▶ [DIRECTIONS]: Output exactly, please, the lines of the records below from the one containing "Parse this screenshot: output" through the final line.
══ DATASET EXCERPTS ══
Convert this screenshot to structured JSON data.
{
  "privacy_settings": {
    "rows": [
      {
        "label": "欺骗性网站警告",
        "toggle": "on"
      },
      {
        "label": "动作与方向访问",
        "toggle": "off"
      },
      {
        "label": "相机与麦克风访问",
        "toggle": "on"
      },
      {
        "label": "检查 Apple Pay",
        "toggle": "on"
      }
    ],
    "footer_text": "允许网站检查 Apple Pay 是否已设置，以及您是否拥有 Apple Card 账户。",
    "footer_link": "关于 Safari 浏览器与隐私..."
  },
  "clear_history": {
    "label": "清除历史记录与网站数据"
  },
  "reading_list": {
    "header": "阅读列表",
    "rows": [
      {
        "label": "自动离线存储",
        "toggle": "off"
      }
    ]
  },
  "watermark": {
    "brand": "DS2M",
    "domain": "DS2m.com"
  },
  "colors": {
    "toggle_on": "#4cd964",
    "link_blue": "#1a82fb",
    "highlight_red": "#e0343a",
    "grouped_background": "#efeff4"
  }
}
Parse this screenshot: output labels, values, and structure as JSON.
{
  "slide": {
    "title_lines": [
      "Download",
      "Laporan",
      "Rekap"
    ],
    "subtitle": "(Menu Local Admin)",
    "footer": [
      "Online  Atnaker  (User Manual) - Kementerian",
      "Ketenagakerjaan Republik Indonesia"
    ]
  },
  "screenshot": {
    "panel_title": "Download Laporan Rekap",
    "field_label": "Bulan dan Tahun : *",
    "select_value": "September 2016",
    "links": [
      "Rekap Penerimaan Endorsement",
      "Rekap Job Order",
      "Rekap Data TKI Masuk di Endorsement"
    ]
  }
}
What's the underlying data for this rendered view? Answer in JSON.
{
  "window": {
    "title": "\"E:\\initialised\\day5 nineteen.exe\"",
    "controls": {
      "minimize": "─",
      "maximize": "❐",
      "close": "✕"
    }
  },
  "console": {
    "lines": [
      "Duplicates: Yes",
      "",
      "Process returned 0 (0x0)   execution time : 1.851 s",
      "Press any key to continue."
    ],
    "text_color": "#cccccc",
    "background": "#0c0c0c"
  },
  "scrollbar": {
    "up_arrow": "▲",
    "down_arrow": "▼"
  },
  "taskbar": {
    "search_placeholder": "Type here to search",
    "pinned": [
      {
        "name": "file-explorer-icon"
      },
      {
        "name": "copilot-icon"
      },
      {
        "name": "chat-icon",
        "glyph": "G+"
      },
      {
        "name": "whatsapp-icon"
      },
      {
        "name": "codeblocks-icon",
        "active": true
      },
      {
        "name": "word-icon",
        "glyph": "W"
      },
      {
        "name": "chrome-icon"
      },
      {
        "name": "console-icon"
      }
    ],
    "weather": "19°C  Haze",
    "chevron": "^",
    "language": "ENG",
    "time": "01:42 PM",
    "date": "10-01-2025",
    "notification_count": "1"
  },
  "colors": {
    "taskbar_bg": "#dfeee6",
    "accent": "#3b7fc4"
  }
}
═══
▶ [FINAL RESULT]:
Parse this screenshot: output labels, values, and structure as JSON.
{
  "slide": {
    "title_lines": [
      "Download",
      "Laporan",
      "Rekap"
    ],
    "subtitle": "(Menu Local Admin)",
    "footer": [
      "Online  Atnaker  (User Manual) - Kementerian",
      "Ketenagakerjaan Republik Indonesia"
    ]
  },
  "screenshot": {
    "panel_title": "Download Laporan Rekap",
    "field_label": "Bulan dan Tahun : *",
    "select_value": "September 2016",
    "links": [
      "Rekap Penerimaan Endorsement",
      "Rekap Job Order",
      "Rekap Data TKI Masuk di Endorsement"
    ]
  }
}
What's the underlying data for this rendered view? Answer in JSON.
{
  "window": {
    "title": "\"E:\\initialised\\day5 nineteen.exe\"",
    "controls": {
      "minimize": "─",
      "maximize": "❐",
      "close": "✕"
    }
  },
  "console": {
    "lines": [
      "Duplicates: Yes",
      "",
      "Process returned 0 (0x0)   execution time : 1.851 s",
      "Press any key to continue."
    ],
    "text_color": "#cccccc",
    "background": "#0c0c0c"
  },
  "scrollbar": {
    "up_arrow": "▲",
    "down_arrow": "▼"
  },
  "taskbar": {
    "search_placeholder": "Type here to search",
    "pinned": [
      {
        "name": "file-explorer-icon"
      },
      {
        "name": "copilot-icon"
      },
      {
        "name": "chat-icon",
        "glyph": "G+"
      },
      {
        "name": "whatsapp-icon"
      },
      {
        "name": "codeblocks-icon",
        "active": true
      },
      {
        "name": "word-icon",
        "glyph": "W"
      },
      {
        "name": "chrome-icon"
      },
      {
        "name": "console-icon"
      }
    ],
    "weather": "19°C  Haze",
    "chevron": "^",
    "language": "ENG",
    "time": "01:42 PM",
    "date": "10-01-2025",
    "notification_count": "1"
  },
  "colors": {
    "taskbar_bg": "#dfeee6",
    "accent": "#3b7fc4"
  }
}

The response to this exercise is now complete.